[Extracted data entries]
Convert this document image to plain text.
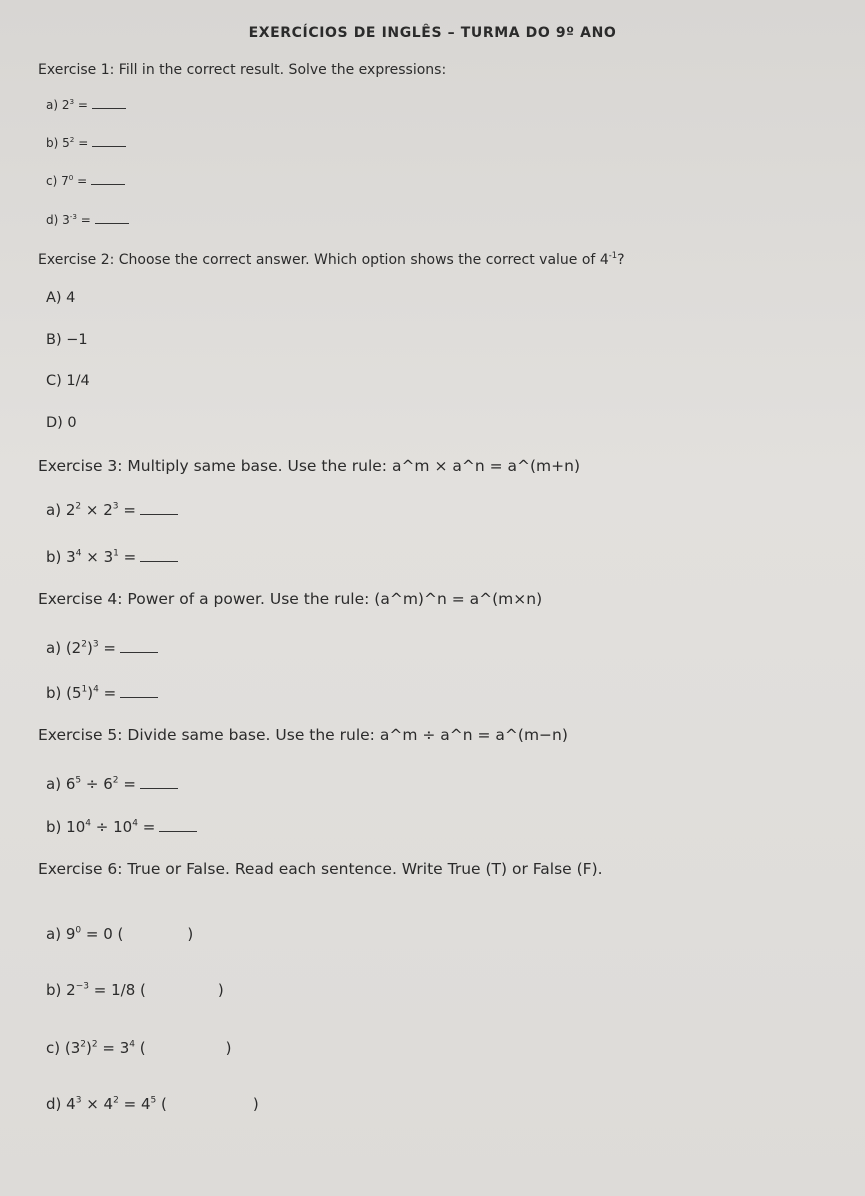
EXERCÍCIOS DE INGLÊS – TURMA DO 9º ANO
Exercise 1: Fill in the correct result. Solve the expressions:
a) $2^3$ =
b) $5^2$ =
c) $7^0$ =
d) $3^{-3}$ =
Exercise 2: Choose the correct answer. Which option shows the correct value of $4^{-1}$?
A) 4
B) −1
C) 1/4
D) 0
Exercise 3: Multiply same base. Use the rule: a^m × a^n = a^(m+n)
a) $2^2 \times 2^3$ =
b) $3^4 \times 3^1$ =
Exercise 4: Power of a power. Use the rule: (a^m)^n = a^(m×n)
a) $(2^2)^3$ =
b) $(5^1)^4$ =
Exercise 5: Divide same base. Use the rule: a^m ÷ a^n = a^(m−n)
a) $6^5 \div 6^2$ =
b) $10^4 \div 10^4$ =
Exercise 6: True or False. Read each sentence. Write True (T) or False (F).
a) $9^0 = 0$ (	)
b) $2^{-3} = 1/8$ (	)
c) $(3^2)^2 = 3^4$ (	)
d) $4^3 \times 4^2 = 4^5$ (	)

• What needs to be done:
Collect, from the material above, every line containing the word "times".

• Solution for this exercise:
a) $2^2 \times 2^3$ =
b) $3^4 \times 3^1$ =
d) $4^3 \times 4^2 = 4^5$ (	)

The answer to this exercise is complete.